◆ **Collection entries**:
________________________________________

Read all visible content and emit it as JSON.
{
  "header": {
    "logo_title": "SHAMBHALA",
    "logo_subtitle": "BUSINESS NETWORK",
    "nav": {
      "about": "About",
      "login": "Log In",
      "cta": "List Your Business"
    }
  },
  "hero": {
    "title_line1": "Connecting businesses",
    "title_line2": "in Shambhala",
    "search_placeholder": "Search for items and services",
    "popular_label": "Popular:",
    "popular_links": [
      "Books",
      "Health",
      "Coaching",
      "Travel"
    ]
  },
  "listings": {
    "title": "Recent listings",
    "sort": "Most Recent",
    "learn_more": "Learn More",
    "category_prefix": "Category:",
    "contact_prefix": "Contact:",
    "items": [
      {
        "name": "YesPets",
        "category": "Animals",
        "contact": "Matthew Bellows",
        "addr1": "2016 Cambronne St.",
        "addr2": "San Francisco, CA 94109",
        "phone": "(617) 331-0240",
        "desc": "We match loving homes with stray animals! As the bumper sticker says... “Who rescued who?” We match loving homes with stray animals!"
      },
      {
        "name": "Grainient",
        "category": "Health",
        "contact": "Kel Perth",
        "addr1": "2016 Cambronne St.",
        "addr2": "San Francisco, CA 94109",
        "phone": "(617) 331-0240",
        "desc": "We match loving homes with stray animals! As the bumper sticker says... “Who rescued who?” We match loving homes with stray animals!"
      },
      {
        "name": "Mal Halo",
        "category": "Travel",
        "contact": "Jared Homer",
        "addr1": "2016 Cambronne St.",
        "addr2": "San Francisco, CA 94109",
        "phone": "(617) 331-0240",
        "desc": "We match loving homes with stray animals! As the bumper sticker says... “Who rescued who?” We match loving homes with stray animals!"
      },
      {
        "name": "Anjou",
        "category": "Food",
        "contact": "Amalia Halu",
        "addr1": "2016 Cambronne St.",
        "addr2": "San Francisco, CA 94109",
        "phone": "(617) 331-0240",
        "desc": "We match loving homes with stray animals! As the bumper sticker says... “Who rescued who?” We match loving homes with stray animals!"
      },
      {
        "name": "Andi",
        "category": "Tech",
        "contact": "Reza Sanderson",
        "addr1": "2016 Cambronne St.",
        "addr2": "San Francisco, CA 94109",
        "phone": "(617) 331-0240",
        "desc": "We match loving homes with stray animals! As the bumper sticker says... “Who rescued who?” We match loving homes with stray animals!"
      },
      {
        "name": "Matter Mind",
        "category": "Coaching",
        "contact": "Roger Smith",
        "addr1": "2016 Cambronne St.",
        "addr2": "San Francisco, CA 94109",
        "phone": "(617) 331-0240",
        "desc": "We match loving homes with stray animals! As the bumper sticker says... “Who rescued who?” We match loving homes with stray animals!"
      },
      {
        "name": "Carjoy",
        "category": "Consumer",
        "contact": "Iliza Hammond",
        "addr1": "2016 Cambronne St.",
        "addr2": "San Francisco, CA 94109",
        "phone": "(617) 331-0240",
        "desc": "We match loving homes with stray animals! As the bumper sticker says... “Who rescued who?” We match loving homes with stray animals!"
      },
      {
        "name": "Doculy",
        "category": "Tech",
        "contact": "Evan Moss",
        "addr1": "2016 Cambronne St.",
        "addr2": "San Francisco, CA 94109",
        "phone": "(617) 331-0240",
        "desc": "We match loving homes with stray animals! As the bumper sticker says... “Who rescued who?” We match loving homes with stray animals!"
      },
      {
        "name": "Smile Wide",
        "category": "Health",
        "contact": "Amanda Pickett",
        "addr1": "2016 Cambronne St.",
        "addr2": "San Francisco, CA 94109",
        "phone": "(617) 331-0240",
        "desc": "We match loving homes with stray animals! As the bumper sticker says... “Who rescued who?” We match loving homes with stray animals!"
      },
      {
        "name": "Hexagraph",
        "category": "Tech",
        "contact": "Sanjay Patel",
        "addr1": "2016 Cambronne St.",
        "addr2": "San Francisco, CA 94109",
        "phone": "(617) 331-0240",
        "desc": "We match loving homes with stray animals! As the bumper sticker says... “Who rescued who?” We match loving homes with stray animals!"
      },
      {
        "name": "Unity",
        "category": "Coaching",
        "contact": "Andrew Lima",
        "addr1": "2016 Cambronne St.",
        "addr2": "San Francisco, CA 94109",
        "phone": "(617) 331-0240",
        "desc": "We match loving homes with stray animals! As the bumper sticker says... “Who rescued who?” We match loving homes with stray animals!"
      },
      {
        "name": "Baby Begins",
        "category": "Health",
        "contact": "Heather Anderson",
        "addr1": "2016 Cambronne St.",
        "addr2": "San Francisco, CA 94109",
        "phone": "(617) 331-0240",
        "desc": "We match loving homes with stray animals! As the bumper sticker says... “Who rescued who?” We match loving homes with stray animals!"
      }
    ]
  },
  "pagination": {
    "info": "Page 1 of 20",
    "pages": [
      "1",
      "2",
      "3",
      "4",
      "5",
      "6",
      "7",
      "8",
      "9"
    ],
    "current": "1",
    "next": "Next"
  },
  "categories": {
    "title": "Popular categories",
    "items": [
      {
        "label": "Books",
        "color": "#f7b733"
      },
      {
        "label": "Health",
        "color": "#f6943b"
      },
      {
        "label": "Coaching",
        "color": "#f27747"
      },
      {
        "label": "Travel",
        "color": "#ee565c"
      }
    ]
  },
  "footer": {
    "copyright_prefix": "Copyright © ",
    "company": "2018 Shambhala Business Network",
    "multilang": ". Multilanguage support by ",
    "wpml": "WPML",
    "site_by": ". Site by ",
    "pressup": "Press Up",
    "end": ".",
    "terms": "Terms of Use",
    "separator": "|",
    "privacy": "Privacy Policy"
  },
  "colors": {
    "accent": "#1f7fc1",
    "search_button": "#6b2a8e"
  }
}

________________________________________

◆ **WRITTEN REQUEST**: Give the complete listing a second time, exactly as it reads.

◆ **WRITTEN RESPONSE**:
Read all visible content and emit it as JSON.
{
  "header": {
    "logo_title": "SHAMBHALA",
    "logo_subtitle": "BUSINESS NETWORK",
    "nav": {
      "about": "About",
      "login": "Log In",
      "cta": "List Your Business"
    }
  },
  "hero": {
    "title_line1": "Connecting businesses",
    "title_line2": "in Shambhala",
    "search_placeholder": "Search for items and services",
    "popular_label": "Popular:",
    "popular_links": [
      "Books",
      "Health",
      "Coaching",
      "Travel"
    ]
  },
  "listings": {
    "title": "Recent listings",
    "sort": "Most Recent",
    "learn_more": "Learn More",
    "category_prefix": "Category:",
    "contact_prefix": "Contact:",
    "items": [
      {
        "name": "YesPets",
        "category": "Animals",
        "contact": "Matthew Bellows",
        "addr1": "2016 Cambronne St.",
        "addr2": "San Francisco, CA 94109",
        "phone": "(617) 331-0240",
        "desc": "We match loving homes with stray animals! As the bumper sticker says... “Who rescued who?” We match loving homes with stray animals!"
      },
      {
        "name": "Grainient",
        "category": "Health",
        "contact": "Kel Perth",
        "addr1": "2016 Cambronne St.",
        "addr2": "San Francisco, CA 94109",
        "phone": "(617) 331-0240",
        "desc": "We match loving homes with stray animals! As the bumper sticker says... “Who rescued who?” We match loving homes with stray animals!"
      },
      {
        "name": "Mal Halo",
        "category": "Travel",
        "contact": "Jared Homer",
        "addr1": "2016 Cambronne St.",
        "addr2": "San Francisco, CA 94109",
        "phone": "(617) 331-0240",
        "desc": "We match loving homes with stray animals! As the bumper sticker says... “Who rescued who?” We match loving homes with stray animals!"
      },
      {
        "name": "Anjou",
        "category": "Food",
        "contact": "Amalia Halu",
        "addr1": "2016 Cambronne St.",
        "addr2": "San Francisco, CA 94109",
        "phone": "(617) 331-0240",
        "desc": "We match loving homes with stray animals! As the bumper sticker says... “Who rescued who?” We match loving homes with stray animals!"
      },
      {
        "name": "Andi",
        "category": "Tech",
        "contact": "Reza Sanderson",
        "addr1": "2016 Cambronne St.",
        "addr2": "San Francisco, CA 94109",
        "phone": "(617) 331-0240",
        "desc": "We match loving homes with stray animals! As the bumper sticker says... “Who rescued who?” We match loving homes with stray animals!"
      },
      {
        "name": "Matter Mind",
        "category": "Coaching",
        "contact": "Roger Smith",
        "addr1": "2016 Cambronne St.",
        "addr2": "San Francisco, CA 94109",
        "phone": "(617) 331-0240",
        "desc": "We match loving homes with stray animals! As the bumper sticker says... “Who rescued who?” We match loving homes with stray animals!"
      },
      {
        "name": "Carjoy",
        "category": "Consumer",
        "contact": "Iliza Hammond",
        "addr1": "2016 Cambronne St.",
        "addr2": "San Francisco, CA 94109",
        "phone": "(617) 331-0240",
        "desc": "We match loving homes with stray animals! As the bumper sticker says... “Who rescued who?” We match loving homes with stray animals!"
      },
      {
        "name": "Doculy",
        "category": "Tech",
        "contact": "Evan Moss",
        "addr1": "2016 Cambronne St.",
        "addr2": "San Francisco, CA 94109",
        "phone": "(617) 331-0240",
        "desc": "We match loving homes with stray animals! As the bumper sticker says... “Who rescued who?” We match loving homes with stray animals!"
      },
      {
        "name": "Smile Wide",
        "category": "Health",
        "contact": "Amanda Pickett",
        "addr1": "2016 Cambronne St.",
        "addr2": "San Francisco, CA 94109",
        "phone": "(617) 331-0240",
        "desc": "We match loving homes with stray animals! As the bumper sticker says... “Who rescued who?” We match loving homes with stray animals!"
      },
      {
        "name": "Hexagraph",
        "category": "Tech",
        "contact": "Sanjay Patel",
        "addr1": "2016 Cambronne St.",
        "addr2": "San Francisco, CA 94109",
        "phone": "(617) 331-0240",
        "desc": "We match loving homes with stray animals! As the bumper sticker says... “Who rescued who?” We match loving homes with stray animals!"
      },
      {
        "name": "Unity",
        "category": "Coaching",
        "contact": "Andrew Lima",
        "addr1": "2016 Cambronne St.",
        "addr2": "San Francisco, CA 94109",
        "phone": "(617) 331-0240",
        "desc": "We match loving homes with stray animals! As the bumper sticker says... “Who rescued who?” We match loving homes with stray animals!"
      },
      {
        "name": "Baby Begins",
        "category": "Health",
        "contact": "Heather Anderson",
        "addr1": "2016 Cambronne St.",
        "addr2": "San Francisco, CA 94109",
        "phone": "(617) 331-0240",
        "desc": "We match loving homes with stray animals! As the bumper sticker says... “Who rescued who?” We match loving homes with stray animals!"
      }
    ]
  },
  "pagination": {
    "info": "Page 1 of 20",
    "pages": [
      "1",
      "2",
      "3",
      "4",
      "5",
      "6",
      "7",
      "8",
      "9"
    ],
    "current": "1",
    "next": "Next"
  },
  "categories": {
    "title": "Popular categories",
    "items": [
      {
        "label": "Books",
        "color": "#f7b733"
      },
      {
        "label": "Health",
        "color": "#f6943b"
      },
      {
        "label": "Coaching",
        "color": "#f27747"
      },
      {
        "label": "Travel",
        "color": "#ee565c"
      }
    ]
  },
  "footer": {
    "copyright_prefix": "Copyright © ",
    "company": "2018 Shambhala Business Network",
    "multilang": ". Multilanguage support by ",
    "wpml": "WPML",
    "site_by": ". Site by ",
    "pressup": "Press Up",
    "end": ".",
    "terms": "Terms of Use",
    "separator": "|",
    "privacy": "Privacy Policy"
  },
  "colors": {
    "accent": "#1f7fc1",
    "search_button": "#6b2a8e"
  }
}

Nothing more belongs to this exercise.